Work instructions:
Your task is to copy the listing exactly. Drop any pictures from the copy.

==========

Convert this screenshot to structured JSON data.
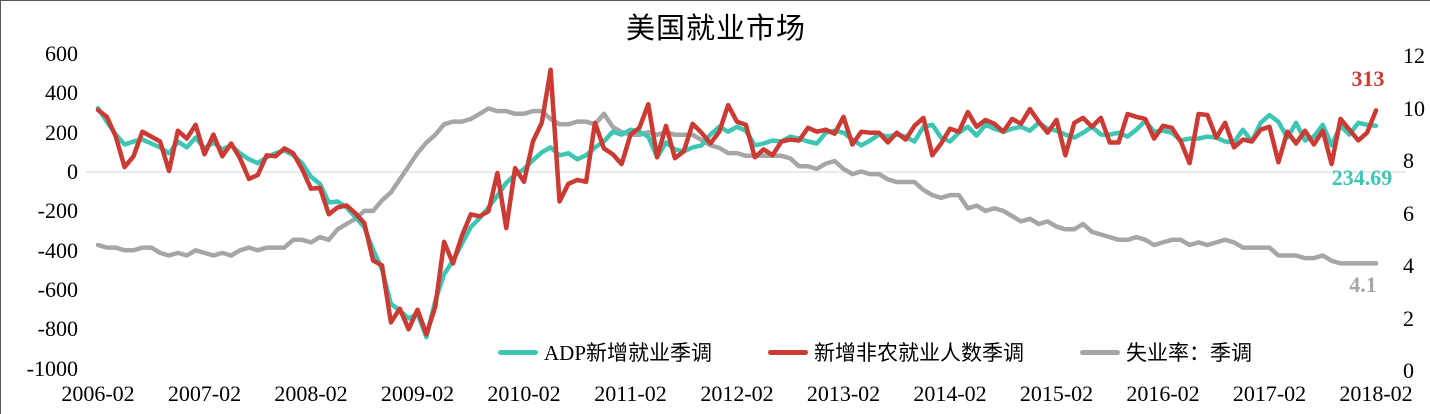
{
  "title": "美国就业市场",
  "legend": {
    "items": [
      {
        "label": "ADP新增就业季调",
        "color": "#3EC6B4"
      },
      {
        "label": "新增非农就业人数季调",
        "color": "#CB3A33"
      },
      {
        "label": "失业率：季调",
        "color": "#A6A6A6"
      }
    ]
  },
  "annotations": {
    "nfp_last": "313",
    "adp_last": "234.69",
    "unemp_last": "4.1"
  },
  "colors": {
    "adp": "#3EC6B4",
    "nonfarm": "#CB3A33",
    "unemployment": "#A6A6A6",
    "gridline": "#D6D6D6",
    "text": "#000000"
  },
  "chart_data": {
    "type": "line",
    "title": "美国就业市场",
    "x_start": "2006-02",
    "x_end": "2018-02",
    "frequency": "monthly",
    "x_tick_labels": [
      "2006-02",
      "2007-02",
      "2008-02",
      "2009-02",
      "2010-02",
      "2011-02",
      "2012-02",
      "2013-02",
      "2014-02",
      "2015-02",
      "2016-02",
      "2017-02",
      "2018-02"
    ],
    "left_axis": {
      "ticks": [
        600,
        400,
        200,
        0,
        -200,
        -400,
        -600,
        -800,
        -1000
      ],
      "range": [
        -1000,
        600
      ]
    },
    "right_axis": {
      "ticks": [
        12,
        10,
        8,
        6,
        4,
        2,
        0
      ],
      "range": [
        0,
        12
      ]
    },
    "gridlines": [
      0
    ],
    "legend_position": "bottom",
    "series": [
      {
        "name": "ADP新增就业季调",
        "axis": "left",
        "color": "#3EC6B4",
        "last_label": "234.69",
        "values": [
          325,
          255,
          190,
          140,
          155,
          165,
          145,
          125,
          95,
          155,
          125,
          175,
          120,
          150,
          115,
          135,
          95,
          65,
          45,
          75,
          95,
          110,
          85,
          45,
          -25,
          -60,
          -155,
          -150,
          -180,
          -230,
          -280,
          -395,
          -495,
          -670,
          -705,
          -745,
          -720,
          -840,
          -655,
          -520,
          -450,
          -365,
          -280,
          -235,
          -180,
          -120,
          -55,
          -15,
          15,
          60,
          100,
          125,
          85,
          95,
          65,
          85,
          125,
          155,
          205,
          190,
          215,
          205,
          180,
          75,
          150,
          115,
          105,
          125,
          135,
          190,
          230,
          205,
          230,
          210,
          135,
          145,
          160,
          155,
          180,
          170,
          155,
          145,
          200,
          210,
          200,
          165,
          135,
          160,
          190,
          180,
          190,
          180,
          155,
          230,
          240,
          175,
          155,
          200,
          230,
          185,
          240,
          220,
          205,
          220,
          230,
          210,
          250,
          220,
          210,
          190,
          175,
          200,
          230,
          190,
          190,
          200,
          180,
          215,
          260,
          205,
          210,
          200,
          160,
          170,
          170,
          180,
          175,
          155,
          150,
          215,
          155,
          250,
          290,
          255,
          175,
          250,
          160,
          180,
          240,
          135,
          235,
          190,
          250,
          240,
          234.69
        ]
      },
      {
        "name": "新增非农就业人数季调",
        "axis": "left",
        "color": "#CB3A33",
        "last_label": "313",
        "values": [
          315,
          280,
          180,
          25,
          80,
          205,
          180,
          155,
          5,
          210,
          170,
          240,
          90,
          190,
          80,
          145,
          70,
          -35,
          -15,
          85,
          80,
          120,
          95,
          15,
          -85,
          -80,
          -215,
          -180,
          -170,
          -210,
          -260,
          -450,
          -475,
          -765,
          -695,
          -800,
          -700,
          -825,
          -685,
          -355,
          -465,
          -325,
          -215,
          -225,
          -200,
          -5,
          -285,
          20,
          -50,
          155,
          250,
          520,
          -150,
          -60,
          -40,
          -50,
          250,
          120,
          90,
          40,
          190,
          225,
          345,
          75,
          235,
          70,
          105,
          245,
          200,
          145,
          205,
          340,
          255,
          240,
          75,
          115,
          85,
          155,
          165,
          160,
          225,
          205,
          215,
          195,
          280,
          140,
          205,
          200,
          200,
          150,
          200,
          165,
          235,
          275,
          85,
          145,
          220,
          205,
          305,
          230,
          265,
          245,
          205,
          270,
          245,
          320,
          255,
          200,
          265,
          85,
          250,
          275,
          230,
          275,
          150,
          150,
          295,
          280,
          270,
          170,
          235,
          225,
          155,
          45,
          295,
          290,
          175,
          250,
          125,
          165,
          155,
          215,
          230,
          50,
          205,
          145,
          210,
          140,
          210,
          40,
          270,
          215,
          160,
          200,
          313
        ]
      },
      {
        "name": "失业率：季调",
        "axis": "right",
        "color": "#A6A6A6",
        "last_label": "4.1",
        "values": [
          4.8,
          4.7,
          4.7,
          4.6,
          4.6,
          4.7,
          4.7,
          4.5,
          4.4,
          4.5,
          4.4,
          4.6,
          4.5,
          4.4,
          4.5,
          4.4,
          4.6,
          4.7,
          4.6,
          4.7,
          4.7,
          4.7,
          5.0,
          5.0,
          4.9,
          5.1,
          5.0,
          5.4,
          5.6,
          5.8,
          6.1,
          6.1,
          6.5,
          6.8,
          7.3,
          7.8,
          8.3,
          8.7,
          9.0,
          9.4,
          9.5,
          9.5,
          9.6,
          9.8,
          10.0,
          9.9,
          9.9,
          9.8,
          9.8,
          9.9,
          9.9,
          9.6,
          9.4,
          9.4,
          9.5,
          9.5,
          9.4,
          9.8,
          9.3,
          9.1,
          9.0,
          9.0,
          9.1,
          9.0,
          9.1,
          9.0,
          9.0,
          9.0,
          8.8,
          8.6,
          8.5,
          8.3,
          8.3,
          8.2,
          8.2,
          8.2,
          8.2,
          8.2,
          8.1,
          7.8,
          7.8,
          7.7,
          7.9,
          8.0,
          7.7,
          7.5,
          7.6,
          7.5,
          7.5,
          7.3,
          7.2,
          7.2,
          7.2,
          6.9,
          6.7,
          6.6,
          6.7,
          6.7,
          6.2,
          6.3,
          6.1,
          6.2,
          6.1,
          5.9,
          5.7,
          5.8,
          5.6,
          5.7,
          5.5,
          5.4,
          5.4,
          5.6,
          5.3,
          5.2,
          5.1,
          5.0,
          5.0,
          5.1,
          5.0,
          4.8,
          4.9,
          5.0,
          5.0,
          4.8,
          4.9,
          4.8,
          4.9,
          5.0,
          4.9,
          4.7,
          4.7,
          4.7,
          4.7,
          4.4,
          4.4,
          4.4,
          4.3,
          4.3,
          4.4,
          4.2,
          4.1,
          4.1,
          4.1,
          4.1,
          4.1
        ]
      }
    ]
  }
}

==========

Completed task:
Convert this screenshot to structured JSON data.
{
  "title": "美国就业市场",
  "legend": {
    "items": [
      {
        "label": "ADP新增就业季调",
        "color": "#3EC6B4"
      },
      {
        "label": "新增非农就业人数季调",
        "color": "#CB3A33"
      },
      {
        "label": "失业率：季调",
        "color": "#A6A6A6"
      }
    ]
  },
  "annotations": {
    "nfp_last": "313",
    "adp_last": "234.69",
    "unemp_last": "4.1"
  },
  "colors": {
    "adp": "#3EC6B4",
    "nonfarm": "#CB3A33",
    "unemployment": "#A6A6A6",
    "gridline": "#D6D6D6",
    "text": "#000000"
  },
  "chart_data": {
    "type": "line",
    "title": "美国就业市场",
    "x_start": "2006-02",
    "x_end": "2018-02",
    "frequency": "monthly",
    "x_tick_labels": [
      "2006-02",
      "2007-02",
      "2008-02",
      "2009-02",
      "2010-02",
      "2011-02",
      "2012-02",
      "2013-02",
      "2014-02",
      "2015-02",
      "2016-02",
      "2017-02",
      "2018-02"
    ],
    "left_axis": {
      "ticks": [
        600,
        400,
        200,
        0,
        -200,
        -400,
        -600,
        -800,
        -1000
      ],
      "range": [
        -1000,
        600
      ]
    },
    "right_axis": {
      "ticks": [
        12,
        10,
        8,
        6,
        4,
        2,
        0
      ],
      "range": [
        0,
        12
      ]
    },
    "gridlines": [
      0
    ],
    "legend_position": "bottom",
    "series": [
      {
        "name": "ADP新增就业季调",
        "axis": "left",
        "color": "#3EC6B4",
        "last_label": "234.69",
        "values": [
          325,
          255,
          190,
          140,
          155,
          165,
          145,
          125,
          95,
          155,
          125,
          175,
          120,
          150,
          115,
          135,
          95,
          65,
          45,
          75,
          95,
          110,
          85,
          45,
          -25,
          -60,
          -155,
          -150,
          -180,
          -230,
          -280,
          -395,
          -495,
          -670,
          -705,
          -745,
          -720,
          -840,
          -655,
          -520,
          -450,
          -365,
          -280,
          -235,
          -180,
          -120,
          -55,
          -15,
          15,
          60,
          100,
          125,
          85,
          95,
          65,
          85,
          125,
          155,
          205,
          190,
          215,
          205,
          180,
          75,
          150,
          115,
          105,
          125,
          135,
          190,
          230,
          205,
          230,
          210,
          135,
          145,
          160,
          155,
          180,
          170,
          155,
          145,
          200,
          210,
          200,
          165,
          135,
          160,
          190,
          180,
          190,
          180,
          155,
          230,
          240,
          175,
          155,
          200,
          230,
          185,
          240,
          220,
          205,
          220,
          230,
          210,
          250,
          220,
          210,
          190,
          175,
          200,
          230,
          190,
          190,
          200,
          180,
          215,
          260,
          205,
          210,
          200,
          160,
          170,
          170,
          180,
          175,
          155,
          150,
          215,
          155,
          250,
          290,
          255,
          175,
          250,
          160,
          180,
          240,
          135,
          235,
          190,
          250,
          240,
          234.69
        ]
      },
      {
        "name": "新增非农就业人数季调",
        "axis": "left",
        "color": "#CB3A33",
        "last_label": "313",
        "values": [
          315,
          280,
          180,
          25,
          80,
          205,
          180,
          155,
          5,
          210,
          170,
          240,
          90,
          190,
          80,
          145,
          70,
          -35,
          -15,
          85,
          80,
          120,
          95,
          15,
          -85,
          -80,
          -215,
          -180,
          -170,
          -210,
          -260,
          -450,
          -475,
          -765,
          -695,
          -800,
          -700,
          -825,
          -685,
          -355,
          -465,
          -325,
          -215,
          -225,
          -200,
          -5,
          -285,
          20,
          -50,
          155,
          250,
          520,
          -150,
          -60,
          -40,
          -50,
          250,
          120,
          90,
          40,
          190,
          225,
          345,
          75,
          235,
          70,
          105,
          245,
          200,
          145,
          205,
          340,
          255,
          240,
          75,
          115,
          85,
          155,
          165,
          160,
          225,
          205,
          215,
          195,
          280,
          140,
          205,
          200,
          200,
          150,
          200,
          165,
          235,
          275,
          85,
          145,
          220,
          205,
          305,
          230,
          265,
          245,
          205,
          270,
          245,
          320,
          255,
          200,
          265,
          85,
          250,
          275,
          230,
          275,
          150,
          150,
          295,
          280,
          270,
          170,
          235,
          225,
          155,
          45,
          295,
          290,
          175,
          250,
          125,
          165,
          155,
          215,
          230,
          50,
          205,
          145,
          210,
          140,
          210,
          40,
          270,
          215,
          160,
          200,
          313
        ]
      },
      {
        "name": "失业率：季调",
        "axis": "right",
        "color": "#A6A6A6",
        "last_label": "4.1",
        "values": [
          4.8,
          4.7,
          4.7,
          4.6,
          4.6,
          4.7,
          4.7,
          4.5,
          4.4,
          4.5,
          4.4,
          4.6,
          4.5,
          4.4,
          4.5,
          4.4,
          4.6,
          4.7,
          4.6,
          4.7,
          4.7,
          4.7,
          5.0,
          5.0,
          4.9,
          5.1,
          5.0,
          5.4,
          5.6,
          5.8,
          6.1,
          6.1,
          6.5,
          6.8,
          7.3,
          7.8,
          8.3,
          8.7,
          9.0,
          9.4,
          9.5,
          9.5,
          9.6,
          9.8,
          10.0,
          9.9,
          9.9,
          9.8,
          9.8,
          9.9,
          9.9,
          9.6,
          9.4,
          9.4,
          9.5,
          9.5,
          9.4,
          9.8,
          9.3,
          9.1,
          9.0,
          9.0,
          9.1,
          9.0,
          9.1,
          9.0,
          9.0,
          9.0,
          8.8,
          8.6,
          8.5,
          8.3,
          8.3,
          8.2,
          8.2,
          8.2,
          8.2,
          8.2,
          8.1,
          7.8,
          7.8,
          7.7,
          7.9,
          8.0,
          7.7,
          7.5,
          7.6,
          7.5,
          7.5,
          7.3,
          7.2,
          7.2,
          7.2,
          6.9,
          6.7,
          6.6,
          6.7,
          6.7,
          6.2,
          6.3,
          6.1,
          6.2,
          6.1,
          5.9,
          5.7,
          5.8,
          5.6,
          5.7,
          5.5,
          5.4,
          5.4,
          5.6,
          5.3,
          5.2,
          5.1,
          5.0,
          5.0,
          5.1,
          5.0,
          4.8,
          4.9,
          5.0,
          5.0,
          4.8,
          4.9,
          4.8,
          4.9,
          5.0,
          4.9,
          4.7,
          4.7,
          4.7,
          4.7,
          4.4,
          4.4,
          4.4,
          4.3,
          4.3,
          4.4,
          4.2,
          4.1,
          4.1,
          4.1,
          4.1,
          4.1
        ]
      }
    ]
  }
}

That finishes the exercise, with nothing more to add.